§ **Direction**:
Pick out each line of the records in which the word "Technologies" appears.

§ **Entries supplied**:
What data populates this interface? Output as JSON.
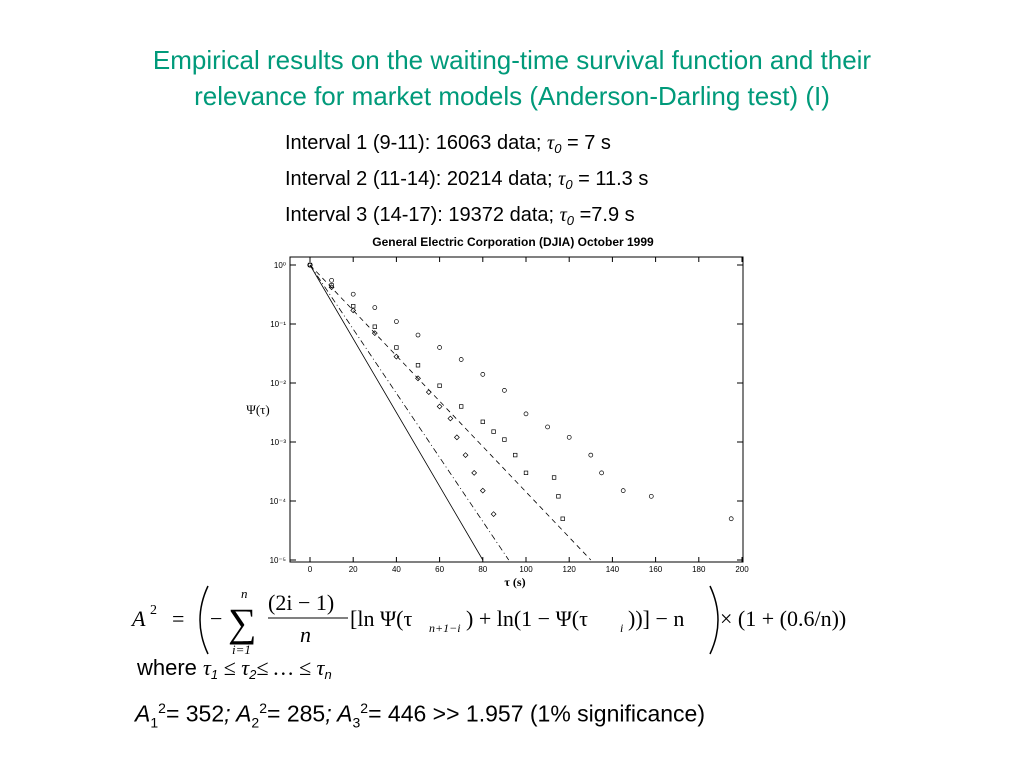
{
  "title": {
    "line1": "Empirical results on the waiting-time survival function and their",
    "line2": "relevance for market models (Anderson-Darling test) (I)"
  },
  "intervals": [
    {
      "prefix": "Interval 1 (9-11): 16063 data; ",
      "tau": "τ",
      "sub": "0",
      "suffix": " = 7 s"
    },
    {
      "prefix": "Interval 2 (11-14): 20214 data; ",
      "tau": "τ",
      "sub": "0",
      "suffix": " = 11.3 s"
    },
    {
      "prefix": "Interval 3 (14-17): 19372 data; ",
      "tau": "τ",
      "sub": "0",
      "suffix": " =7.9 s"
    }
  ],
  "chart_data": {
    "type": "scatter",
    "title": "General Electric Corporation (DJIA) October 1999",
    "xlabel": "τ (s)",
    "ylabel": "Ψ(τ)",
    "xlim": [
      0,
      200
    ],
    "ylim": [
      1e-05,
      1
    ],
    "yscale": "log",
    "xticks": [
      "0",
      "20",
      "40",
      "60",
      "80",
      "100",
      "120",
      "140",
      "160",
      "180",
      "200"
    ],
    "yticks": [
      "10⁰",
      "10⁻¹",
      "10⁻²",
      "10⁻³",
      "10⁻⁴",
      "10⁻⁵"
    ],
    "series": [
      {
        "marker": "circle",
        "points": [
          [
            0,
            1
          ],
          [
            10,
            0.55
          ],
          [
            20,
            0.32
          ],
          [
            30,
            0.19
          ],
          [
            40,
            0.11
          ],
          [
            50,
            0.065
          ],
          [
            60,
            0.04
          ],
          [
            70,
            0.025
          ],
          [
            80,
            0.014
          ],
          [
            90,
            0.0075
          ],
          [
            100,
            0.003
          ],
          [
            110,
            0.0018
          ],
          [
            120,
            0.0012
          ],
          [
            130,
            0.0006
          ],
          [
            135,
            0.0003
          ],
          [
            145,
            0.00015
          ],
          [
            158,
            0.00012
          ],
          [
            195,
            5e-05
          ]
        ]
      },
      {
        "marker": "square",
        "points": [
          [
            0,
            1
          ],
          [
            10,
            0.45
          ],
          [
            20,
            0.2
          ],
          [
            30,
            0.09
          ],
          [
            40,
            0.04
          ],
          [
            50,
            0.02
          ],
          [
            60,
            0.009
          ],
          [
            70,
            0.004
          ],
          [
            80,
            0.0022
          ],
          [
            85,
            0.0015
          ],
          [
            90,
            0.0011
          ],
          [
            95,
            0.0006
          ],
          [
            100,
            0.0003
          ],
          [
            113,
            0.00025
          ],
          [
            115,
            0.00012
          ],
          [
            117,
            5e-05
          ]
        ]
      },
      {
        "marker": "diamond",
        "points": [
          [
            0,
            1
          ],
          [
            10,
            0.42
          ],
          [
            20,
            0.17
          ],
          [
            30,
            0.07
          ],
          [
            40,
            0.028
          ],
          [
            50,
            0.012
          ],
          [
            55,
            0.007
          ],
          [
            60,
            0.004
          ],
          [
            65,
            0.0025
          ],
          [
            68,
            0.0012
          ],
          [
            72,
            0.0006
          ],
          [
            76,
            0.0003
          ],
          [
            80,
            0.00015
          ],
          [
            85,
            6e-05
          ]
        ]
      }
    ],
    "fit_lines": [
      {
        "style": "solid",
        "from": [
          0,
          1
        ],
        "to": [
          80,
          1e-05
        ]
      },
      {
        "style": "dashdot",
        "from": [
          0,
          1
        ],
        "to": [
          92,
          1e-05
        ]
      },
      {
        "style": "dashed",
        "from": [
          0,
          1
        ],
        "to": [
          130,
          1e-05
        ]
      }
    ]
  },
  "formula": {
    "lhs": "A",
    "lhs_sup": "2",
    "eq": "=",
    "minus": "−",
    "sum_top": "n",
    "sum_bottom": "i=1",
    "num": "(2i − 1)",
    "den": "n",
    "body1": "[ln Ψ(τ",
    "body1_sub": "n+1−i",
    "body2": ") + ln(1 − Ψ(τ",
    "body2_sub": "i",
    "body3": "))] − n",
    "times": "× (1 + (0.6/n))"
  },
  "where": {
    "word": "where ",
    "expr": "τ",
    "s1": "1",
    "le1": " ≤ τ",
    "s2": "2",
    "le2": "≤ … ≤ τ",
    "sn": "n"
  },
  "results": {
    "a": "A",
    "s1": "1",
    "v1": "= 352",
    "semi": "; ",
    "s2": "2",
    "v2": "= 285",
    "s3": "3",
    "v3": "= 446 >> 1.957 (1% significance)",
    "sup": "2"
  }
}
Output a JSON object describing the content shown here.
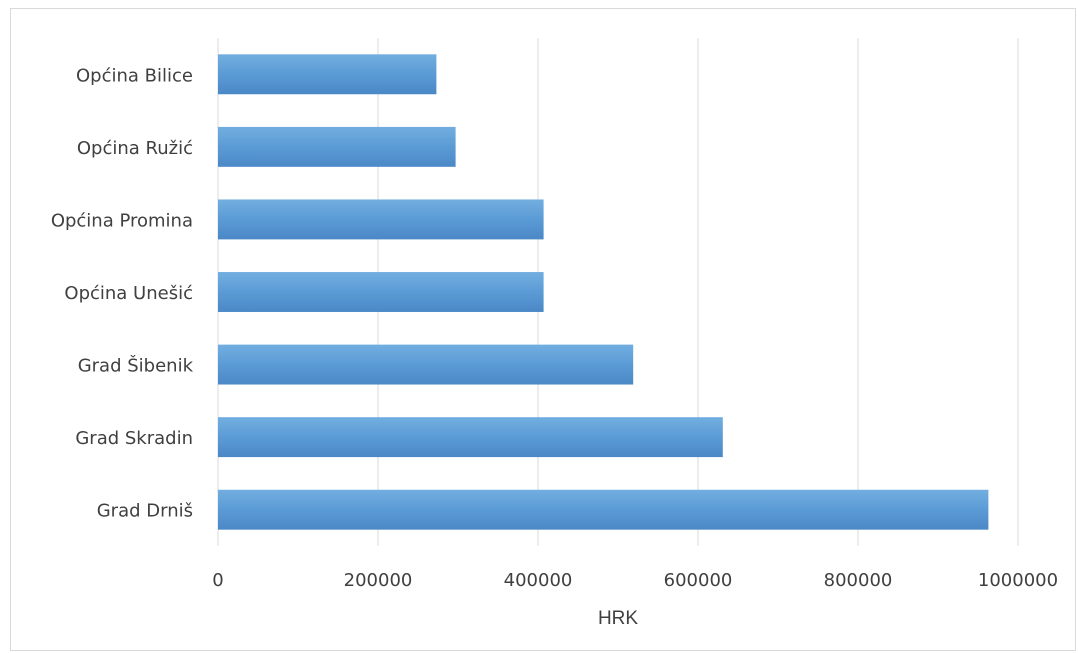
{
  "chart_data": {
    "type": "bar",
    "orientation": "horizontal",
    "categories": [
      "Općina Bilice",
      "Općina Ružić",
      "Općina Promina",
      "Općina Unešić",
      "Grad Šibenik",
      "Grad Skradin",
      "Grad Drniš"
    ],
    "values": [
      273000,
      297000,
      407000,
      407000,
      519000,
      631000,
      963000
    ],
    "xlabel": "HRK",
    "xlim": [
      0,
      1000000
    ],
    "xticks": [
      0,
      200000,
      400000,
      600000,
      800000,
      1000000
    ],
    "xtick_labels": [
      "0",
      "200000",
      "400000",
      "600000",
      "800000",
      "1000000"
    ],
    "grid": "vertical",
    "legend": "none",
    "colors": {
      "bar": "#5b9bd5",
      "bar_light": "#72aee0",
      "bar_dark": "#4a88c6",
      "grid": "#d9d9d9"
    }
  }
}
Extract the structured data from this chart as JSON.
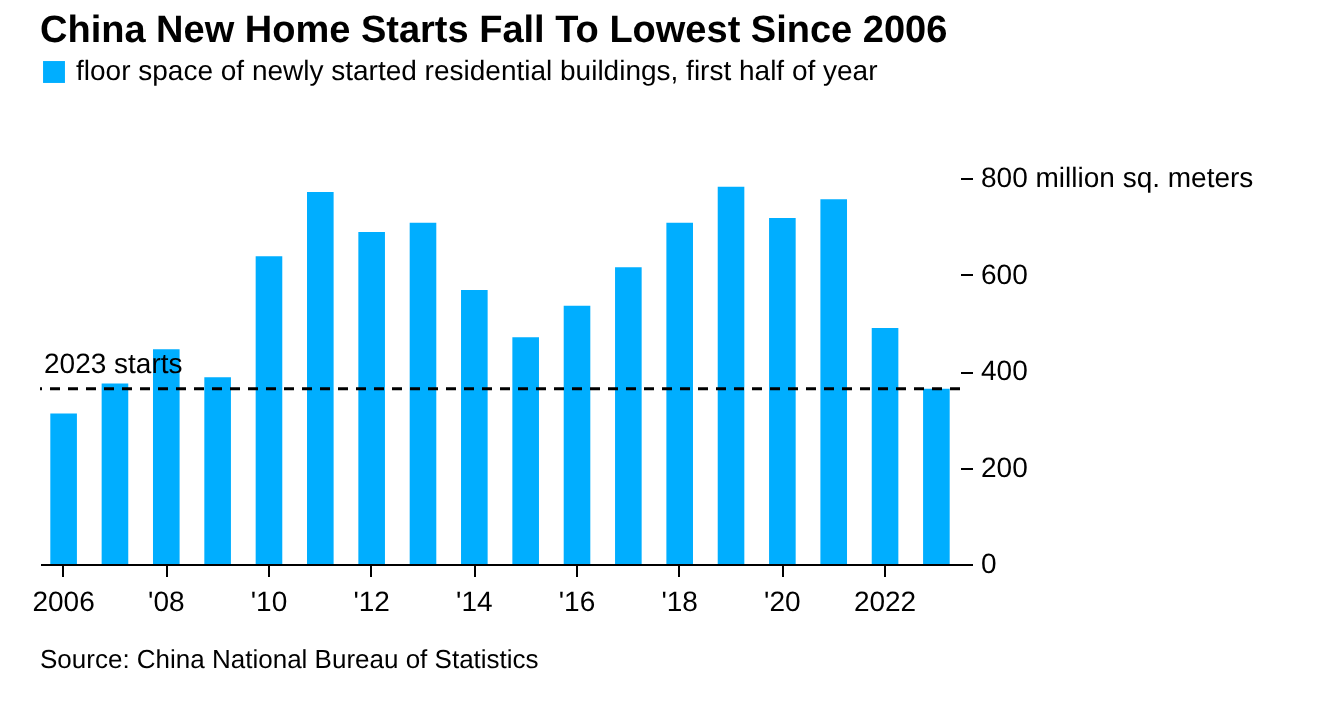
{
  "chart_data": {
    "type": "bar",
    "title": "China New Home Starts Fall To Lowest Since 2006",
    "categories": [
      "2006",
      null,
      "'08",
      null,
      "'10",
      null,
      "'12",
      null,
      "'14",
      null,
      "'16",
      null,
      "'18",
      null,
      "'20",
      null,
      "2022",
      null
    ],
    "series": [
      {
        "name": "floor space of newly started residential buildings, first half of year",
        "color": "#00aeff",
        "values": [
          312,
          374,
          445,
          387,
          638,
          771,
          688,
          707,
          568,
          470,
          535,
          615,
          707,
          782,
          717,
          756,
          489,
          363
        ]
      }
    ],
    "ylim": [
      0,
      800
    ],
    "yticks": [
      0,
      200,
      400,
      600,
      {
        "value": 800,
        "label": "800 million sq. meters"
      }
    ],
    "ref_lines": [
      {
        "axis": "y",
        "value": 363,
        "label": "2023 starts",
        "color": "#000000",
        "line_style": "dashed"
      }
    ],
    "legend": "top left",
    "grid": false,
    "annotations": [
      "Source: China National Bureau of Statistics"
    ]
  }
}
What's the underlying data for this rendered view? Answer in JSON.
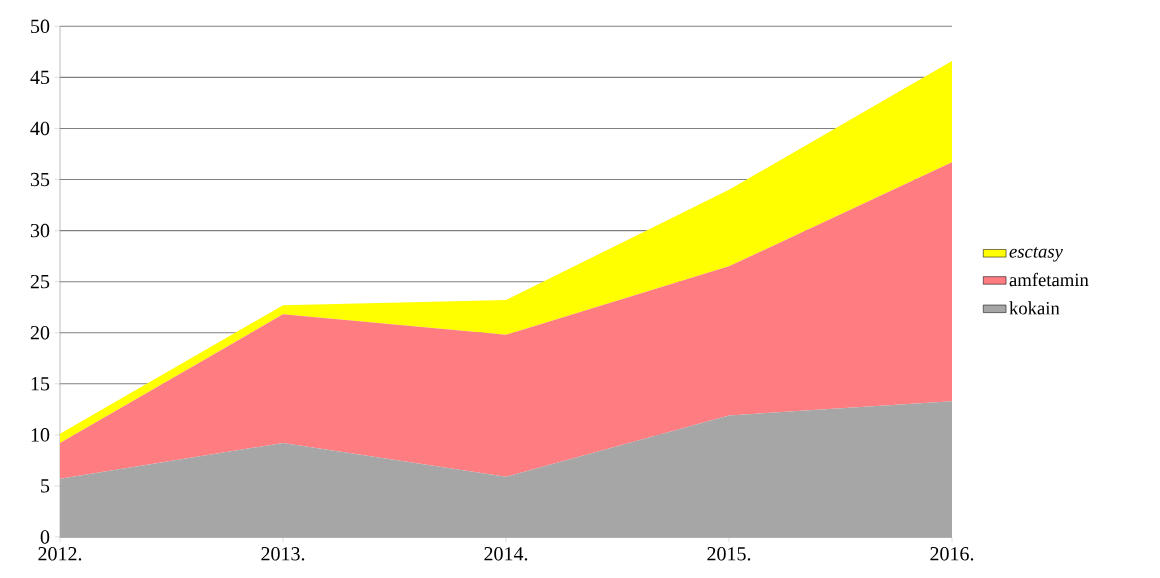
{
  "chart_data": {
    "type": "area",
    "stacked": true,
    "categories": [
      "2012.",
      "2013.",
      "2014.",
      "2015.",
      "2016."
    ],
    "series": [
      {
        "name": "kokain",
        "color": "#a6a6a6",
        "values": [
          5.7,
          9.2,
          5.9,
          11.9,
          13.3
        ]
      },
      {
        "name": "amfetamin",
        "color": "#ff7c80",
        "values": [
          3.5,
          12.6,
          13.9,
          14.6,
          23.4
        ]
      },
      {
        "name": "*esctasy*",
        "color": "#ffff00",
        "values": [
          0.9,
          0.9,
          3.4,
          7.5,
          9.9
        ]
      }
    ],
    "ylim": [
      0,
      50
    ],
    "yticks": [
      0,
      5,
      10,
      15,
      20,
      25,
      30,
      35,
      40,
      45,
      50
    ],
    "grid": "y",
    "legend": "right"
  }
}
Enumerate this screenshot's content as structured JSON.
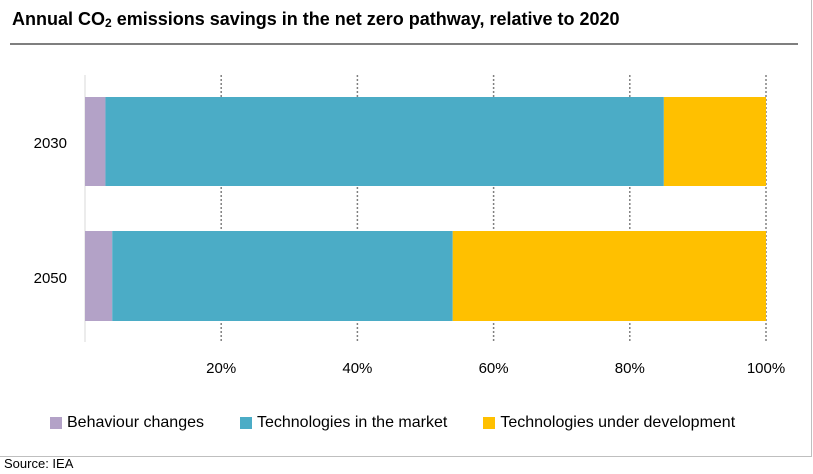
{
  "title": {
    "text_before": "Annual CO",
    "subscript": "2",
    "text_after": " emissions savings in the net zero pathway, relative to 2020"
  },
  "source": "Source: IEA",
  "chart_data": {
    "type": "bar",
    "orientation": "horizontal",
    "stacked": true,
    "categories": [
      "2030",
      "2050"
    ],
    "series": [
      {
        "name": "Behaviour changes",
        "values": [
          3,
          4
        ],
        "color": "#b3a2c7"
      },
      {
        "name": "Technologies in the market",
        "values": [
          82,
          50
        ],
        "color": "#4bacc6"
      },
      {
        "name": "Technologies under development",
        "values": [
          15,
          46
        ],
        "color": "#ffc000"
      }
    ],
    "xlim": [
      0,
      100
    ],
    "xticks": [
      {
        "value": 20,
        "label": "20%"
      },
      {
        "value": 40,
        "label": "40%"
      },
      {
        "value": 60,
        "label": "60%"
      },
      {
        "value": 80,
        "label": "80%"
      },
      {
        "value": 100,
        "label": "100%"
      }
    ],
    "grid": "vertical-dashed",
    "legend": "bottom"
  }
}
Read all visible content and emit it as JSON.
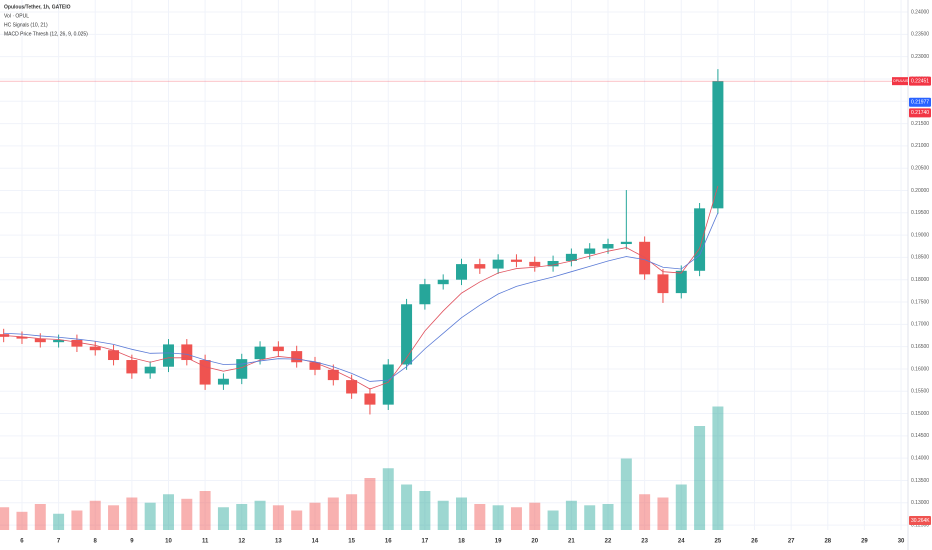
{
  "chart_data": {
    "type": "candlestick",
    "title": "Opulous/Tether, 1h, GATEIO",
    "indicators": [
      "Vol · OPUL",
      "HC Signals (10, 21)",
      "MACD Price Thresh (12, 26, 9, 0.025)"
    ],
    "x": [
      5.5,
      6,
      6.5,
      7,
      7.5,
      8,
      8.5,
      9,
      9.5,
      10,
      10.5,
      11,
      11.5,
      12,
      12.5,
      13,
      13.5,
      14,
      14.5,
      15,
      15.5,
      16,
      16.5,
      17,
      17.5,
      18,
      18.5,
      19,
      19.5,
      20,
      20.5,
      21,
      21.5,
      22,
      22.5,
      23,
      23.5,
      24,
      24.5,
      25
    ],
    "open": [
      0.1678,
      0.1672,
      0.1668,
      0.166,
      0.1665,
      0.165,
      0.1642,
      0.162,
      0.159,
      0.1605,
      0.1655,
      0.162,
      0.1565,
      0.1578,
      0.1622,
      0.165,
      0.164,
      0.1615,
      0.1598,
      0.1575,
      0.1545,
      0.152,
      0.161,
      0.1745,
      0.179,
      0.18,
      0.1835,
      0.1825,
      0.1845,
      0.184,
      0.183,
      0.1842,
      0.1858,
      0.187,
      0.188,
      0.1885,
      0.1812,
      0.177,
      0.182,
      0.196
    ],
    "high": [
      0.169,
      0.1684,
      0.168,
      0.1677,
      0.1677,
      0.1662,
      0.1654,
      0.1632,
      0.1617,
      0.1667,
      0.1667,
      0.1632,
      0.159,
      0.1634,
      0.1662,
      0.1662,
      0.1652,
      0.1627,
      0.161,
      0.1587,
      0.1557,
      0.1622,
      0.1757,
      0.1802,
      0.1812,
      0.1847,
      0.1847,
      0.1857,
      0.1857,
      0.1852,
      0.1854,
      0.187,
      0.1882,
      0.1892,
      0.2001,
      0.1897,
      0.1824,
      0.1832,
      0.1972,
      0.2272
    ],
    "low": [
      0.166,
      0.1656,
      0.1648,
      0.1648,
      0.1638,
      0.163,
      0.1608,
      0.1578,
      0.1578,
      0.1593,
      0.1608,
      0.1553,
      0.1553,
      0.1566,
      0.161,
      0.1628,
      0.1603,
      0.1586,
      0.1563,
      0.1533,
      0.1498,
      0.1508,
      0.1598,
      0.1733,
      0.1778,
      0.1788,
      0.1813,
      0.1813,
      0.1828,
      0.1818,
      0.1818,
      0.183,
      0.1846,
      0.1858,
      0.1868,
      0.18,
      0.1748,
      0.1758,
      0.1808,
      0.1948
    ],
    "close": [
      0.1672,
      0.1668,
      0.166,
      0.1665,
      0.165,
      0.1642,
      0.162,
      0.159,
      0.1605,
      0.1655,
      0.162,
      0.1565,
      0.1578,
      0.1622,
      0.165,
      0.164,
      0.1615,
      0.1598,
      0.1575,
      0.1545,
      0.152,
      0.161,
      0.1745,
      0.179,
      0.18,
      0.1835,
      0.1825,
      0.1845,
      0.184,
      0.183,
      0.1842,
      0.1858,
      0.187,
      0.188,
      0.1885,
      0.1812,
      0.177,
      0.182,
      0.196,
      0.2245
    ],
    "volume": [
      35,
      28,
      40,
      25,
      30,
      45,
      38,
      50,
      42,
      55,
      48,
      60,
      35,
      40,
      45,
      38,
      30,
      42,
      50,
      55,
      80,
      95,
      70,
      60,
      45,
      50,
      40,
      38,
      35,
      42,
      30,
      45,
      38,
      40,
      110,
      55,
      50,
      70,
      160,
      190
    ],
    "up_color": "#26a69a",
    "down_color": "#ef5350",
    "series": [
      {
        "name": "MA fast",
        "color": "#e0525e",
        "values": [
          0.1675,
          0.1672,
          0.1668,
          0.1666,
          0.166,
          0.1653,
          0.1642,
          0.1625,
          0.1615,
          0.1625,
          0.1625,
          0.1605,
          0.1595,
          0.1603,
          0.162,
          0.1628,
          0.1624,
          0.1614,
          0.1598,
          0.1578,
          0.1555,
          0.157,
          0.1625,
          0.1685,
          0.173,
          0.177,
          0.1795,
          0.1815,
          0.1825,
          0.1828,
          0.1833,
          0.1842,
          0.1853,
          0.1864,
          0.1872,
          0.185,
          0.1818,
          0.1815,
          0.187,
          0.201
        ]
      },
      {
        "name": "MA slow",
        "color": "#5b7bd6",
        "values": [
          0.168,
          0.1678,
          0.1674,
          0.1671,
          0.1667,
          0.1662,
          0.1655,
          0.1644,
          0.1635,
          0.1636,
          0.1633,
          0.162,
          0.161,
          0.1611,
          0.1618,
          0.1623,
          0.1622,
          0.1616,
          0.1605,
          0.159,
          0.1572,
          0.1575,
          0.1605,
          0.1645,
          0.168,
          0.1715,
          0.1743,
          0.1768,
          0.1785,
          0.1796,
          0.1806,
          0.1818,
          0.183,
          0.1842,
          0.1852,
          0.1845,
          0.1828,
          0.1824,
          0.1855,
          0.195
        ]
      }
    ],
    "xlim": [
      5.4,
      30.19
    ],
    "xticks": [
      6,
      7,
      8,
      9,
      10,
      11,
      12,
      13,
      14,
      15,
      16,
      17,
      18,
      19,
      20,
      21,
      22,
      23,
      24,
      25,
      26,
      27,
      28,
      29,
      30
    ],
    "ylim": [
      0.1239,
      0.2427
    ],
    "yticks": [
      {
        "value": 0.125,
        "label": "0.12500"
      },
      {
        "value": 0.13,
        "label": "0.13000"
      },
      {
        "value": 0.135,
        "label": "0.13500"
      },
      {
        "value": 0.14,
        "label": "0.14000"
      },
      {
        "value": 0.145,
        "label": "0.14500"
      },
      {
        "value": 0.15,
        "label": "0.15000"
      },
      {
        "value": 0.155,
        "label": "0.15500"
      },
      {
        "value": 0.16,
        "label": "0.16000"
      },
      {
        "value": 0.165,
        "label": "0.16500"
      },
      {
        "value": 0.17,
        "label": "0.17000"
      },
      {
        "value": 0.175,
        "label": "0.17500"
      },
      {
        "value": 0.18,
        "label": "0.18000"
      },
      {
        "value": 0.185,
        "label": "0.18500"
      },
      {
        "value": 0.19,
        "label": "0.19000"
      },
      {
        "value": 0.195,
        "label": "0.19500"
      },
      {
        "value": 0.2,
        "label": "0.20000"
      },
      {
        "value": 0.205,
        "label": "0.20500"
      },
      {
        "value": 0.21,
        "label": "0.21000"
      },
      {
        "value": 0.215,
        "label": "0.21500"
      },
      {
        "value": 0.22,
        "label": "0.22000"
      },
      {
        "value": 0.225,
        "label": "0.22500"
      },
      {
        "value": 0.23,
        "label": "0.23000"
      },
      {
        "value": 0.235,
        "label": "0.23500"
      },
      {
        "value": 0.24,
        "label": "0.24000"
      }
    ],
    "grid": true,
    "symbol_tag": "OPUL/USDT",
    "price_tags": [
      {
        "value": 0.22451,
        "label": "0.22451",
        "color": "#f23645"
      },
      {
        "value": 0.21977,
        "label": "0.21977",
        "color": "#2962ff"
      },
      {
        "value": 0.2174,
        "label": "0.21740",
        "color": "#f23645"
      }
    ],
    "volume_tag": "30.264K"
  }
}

§ **Result of this exercise**:
        "name": "Technologies in the market",
        "name": "Technologies under development",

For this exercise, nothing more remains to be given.